(Data items)
===
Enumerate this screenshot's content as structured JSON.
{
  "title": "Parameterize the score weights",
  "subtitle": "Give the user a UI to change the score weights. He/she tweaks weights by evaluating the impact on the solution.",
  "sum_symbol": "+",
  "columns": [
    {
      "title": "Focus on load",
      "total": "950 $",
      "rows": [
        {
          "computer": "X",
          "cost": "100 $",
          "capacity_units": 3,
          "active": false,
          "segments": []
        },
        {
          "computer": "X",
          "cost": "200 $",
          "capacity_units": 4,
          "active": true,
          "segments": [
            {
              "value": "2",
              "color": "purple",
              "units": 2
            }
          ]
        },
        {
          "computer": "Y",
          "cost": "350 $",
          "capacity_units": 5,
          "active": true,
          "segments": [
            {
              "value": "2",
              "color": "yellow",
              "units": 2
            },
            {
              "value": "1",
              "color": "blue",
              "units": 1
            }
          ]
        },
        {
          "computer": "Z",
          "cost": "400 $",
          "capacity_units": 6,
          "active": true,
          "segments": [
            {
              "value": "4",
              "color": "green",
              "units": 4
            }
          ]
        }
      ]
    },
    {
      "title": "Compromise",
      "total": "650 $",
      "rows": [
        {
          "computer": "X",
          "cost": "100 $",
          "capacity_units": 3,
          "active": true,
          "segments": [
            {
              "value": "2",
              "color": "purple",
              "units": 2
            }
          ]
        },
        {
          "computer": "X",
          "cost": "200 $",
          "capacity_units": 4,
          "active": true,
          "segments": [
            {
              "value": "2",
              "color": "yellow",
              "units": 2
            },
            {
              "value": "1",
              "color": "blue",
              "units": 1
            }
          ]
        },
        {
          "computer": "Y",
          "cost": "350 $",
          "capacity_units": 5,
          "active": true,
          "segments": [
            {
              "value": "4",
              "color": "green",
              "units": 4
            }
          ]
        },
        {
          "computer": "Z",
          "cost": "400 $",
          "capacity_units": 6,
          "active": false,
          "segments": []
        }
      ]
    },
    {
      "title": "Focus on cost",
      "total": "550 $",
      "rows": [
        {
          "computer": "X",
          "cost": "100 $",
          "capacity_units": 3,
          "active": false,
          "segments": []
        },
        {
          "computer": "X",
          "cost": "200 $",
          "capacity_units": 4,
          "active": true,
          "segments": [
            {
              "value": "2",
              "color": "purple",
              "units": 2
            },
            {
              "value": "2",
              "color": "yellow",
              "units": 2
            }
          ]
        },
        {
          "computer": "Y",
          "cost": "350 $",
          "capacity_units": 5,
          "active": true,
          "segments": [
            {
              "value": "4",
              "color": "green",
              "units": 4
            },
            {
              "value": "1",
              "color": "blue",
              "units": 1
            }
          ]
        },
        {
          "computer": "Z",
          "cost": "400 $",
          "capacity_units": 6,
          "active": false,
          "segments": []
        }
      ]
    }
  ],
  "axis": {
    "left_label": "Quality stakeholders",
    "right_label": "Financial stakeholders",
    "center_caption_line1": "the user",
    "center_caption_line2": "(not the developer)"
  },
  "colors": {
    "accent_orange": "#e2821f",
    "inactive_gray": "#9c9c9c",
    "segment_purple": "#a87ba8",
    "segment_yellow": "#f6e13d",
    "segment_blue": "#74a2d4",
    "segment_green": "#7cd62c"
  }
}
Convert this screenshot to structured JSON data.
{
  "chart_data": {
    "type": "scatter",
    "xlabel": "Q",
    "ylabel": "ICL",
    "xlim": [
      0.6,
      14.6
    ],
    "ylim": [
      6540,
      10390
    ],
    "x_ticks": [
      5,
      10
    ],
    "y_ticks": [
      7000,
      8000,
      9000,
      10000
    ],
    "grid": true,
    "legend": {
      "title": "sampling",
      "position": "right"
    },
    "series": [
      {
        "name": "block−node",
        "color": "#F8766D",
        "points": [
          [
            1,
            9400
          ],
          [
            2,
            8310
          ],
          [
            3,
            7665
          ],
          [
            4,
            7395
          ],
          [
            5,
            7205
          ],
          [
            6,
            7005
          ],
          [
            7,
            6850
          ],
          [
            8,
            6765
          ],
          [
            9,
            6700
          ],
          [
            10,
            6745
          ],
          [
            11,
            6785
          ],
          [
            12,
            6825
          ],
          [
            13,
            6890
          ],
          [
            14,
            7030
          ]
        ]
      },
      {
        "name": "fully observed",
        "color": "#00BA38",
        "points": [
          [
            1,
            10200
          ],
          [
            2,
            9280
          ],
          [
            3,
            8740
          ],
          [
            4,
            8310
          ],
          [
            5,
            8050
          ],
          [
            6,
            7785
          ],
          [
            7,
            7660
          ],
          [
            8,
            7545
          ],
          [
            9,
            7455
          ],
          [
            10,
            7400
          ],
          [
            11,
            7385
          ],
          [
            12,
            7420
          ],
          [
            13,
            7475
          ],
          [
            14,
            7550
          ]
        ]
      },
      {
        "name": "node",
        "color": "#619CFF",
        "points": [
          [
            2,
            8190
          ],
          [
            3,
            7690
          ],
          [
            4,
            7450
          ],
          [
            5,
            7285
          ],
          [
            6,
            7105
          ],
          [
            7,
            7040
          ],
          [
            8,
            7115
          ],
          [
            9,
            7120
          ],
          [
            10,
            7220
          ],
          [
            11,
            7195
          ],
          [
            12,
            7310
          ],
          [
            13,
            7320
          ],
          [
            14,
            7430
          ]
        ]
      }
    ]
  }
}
===
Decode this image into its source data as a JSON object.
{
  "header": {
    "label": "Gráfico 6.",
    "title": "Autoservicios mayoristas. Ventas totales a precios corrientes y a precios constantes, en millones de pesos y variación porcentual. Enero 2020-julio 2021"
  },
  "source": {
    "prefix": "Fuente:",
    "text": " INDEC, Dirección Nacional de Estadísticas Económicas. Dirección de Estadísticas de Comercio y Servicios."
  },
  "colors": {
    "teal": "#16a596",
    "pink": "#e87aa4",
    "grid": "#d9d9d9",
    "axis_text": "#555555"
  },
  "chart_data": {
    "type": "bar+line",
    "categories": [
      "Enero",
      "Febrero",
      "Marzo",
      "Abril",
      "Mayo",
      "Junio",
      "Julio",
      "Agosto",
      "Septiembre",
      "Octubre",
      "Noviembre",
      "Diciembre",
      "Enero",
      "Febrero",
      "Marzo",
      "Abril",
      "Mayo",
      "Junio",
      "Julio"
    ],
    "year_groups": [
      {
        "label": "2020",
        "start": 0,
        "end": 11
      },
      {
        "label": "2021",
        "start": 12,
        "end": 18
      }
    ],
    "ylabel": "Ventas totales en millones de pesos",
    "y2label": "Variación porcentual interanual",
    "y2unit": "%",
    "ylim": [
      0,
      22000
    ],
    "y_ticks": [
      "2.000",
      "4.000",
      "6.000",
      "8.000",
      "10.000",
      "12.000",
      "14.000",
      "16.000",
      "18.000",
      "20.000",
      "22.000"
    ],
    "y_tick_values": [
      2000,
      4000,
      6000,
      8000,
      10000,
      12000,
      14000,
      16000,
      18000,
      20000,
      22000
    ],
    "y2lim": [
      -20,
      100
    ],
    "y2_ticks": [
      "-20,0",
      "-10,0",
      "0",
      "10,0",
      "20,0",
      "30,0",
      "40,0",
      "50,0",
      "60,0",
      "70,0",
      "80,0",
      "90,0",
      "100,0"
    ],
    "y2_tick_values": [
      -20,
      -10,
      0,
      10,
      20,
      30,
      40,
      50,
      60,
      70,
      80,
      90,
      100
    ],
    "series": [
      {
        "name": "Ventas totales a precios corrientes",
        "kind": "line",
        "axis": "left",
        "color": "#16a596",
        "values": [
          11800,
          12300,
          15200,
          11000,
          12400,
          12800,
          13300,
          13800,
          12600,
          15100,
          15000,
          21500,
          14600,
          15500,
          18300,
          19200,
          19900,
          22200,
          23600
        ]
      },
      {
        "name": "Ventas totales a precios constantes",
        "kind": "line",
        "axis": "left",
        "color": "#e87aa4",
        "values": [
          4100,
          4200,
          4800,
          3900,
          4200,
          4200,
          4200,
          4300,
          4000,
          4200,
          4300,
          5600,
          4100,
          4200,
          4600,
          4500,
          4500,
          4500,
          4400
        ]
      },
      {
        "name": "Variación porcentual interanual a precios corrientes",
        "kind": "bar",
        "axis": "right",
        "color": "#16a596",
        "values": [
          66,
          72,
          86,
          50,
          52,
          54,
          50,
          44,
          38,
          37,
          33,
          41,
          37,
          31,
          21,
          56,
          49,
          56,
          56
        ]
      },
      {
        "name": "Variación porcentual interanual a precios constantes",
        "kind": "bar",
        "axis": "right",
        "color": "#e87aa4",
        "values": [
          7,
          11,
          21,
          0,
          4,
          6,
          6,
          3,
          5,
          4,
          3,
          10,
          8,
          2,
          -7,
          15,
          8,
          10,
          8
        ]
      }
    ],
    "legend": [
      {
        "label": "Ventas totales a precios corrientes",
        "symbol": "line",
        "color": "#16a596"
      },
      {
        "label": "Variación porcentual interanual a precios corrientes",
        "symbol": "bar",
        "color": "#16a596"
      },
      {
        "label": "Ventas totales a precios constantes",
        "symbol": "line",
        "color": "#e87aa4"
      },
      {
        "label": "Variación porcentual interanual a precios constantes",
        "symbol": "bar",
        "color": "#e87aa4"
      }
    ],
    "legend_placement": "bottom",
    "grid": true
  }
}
===
■ **What to do**
Copy all lines from the entries that contain the word "precios".

■ **Reply to the exercise**
    "title": "Autoservicios mayoristas. Ventas totales a precios corrientes y a precios constantes, en millones de pesos y variación porcentual. Enero 2020-julio 2021"
        "name": "Ventas totales a precios corrientes",
        "name": "Ventas totales a precios constantes",
        "name": "Variación porcentual interanual a precios corrientes",
        "name": "Variación porcentual interanual a precios constantes",
        "label": "Ventas totales a precios corrientes",
        "label": "Variación porcentual interanual a precios corrientes",
        "label": "Ventas totales a precios constantes",
        "label": "Variación porcentual interanual a precios constantes",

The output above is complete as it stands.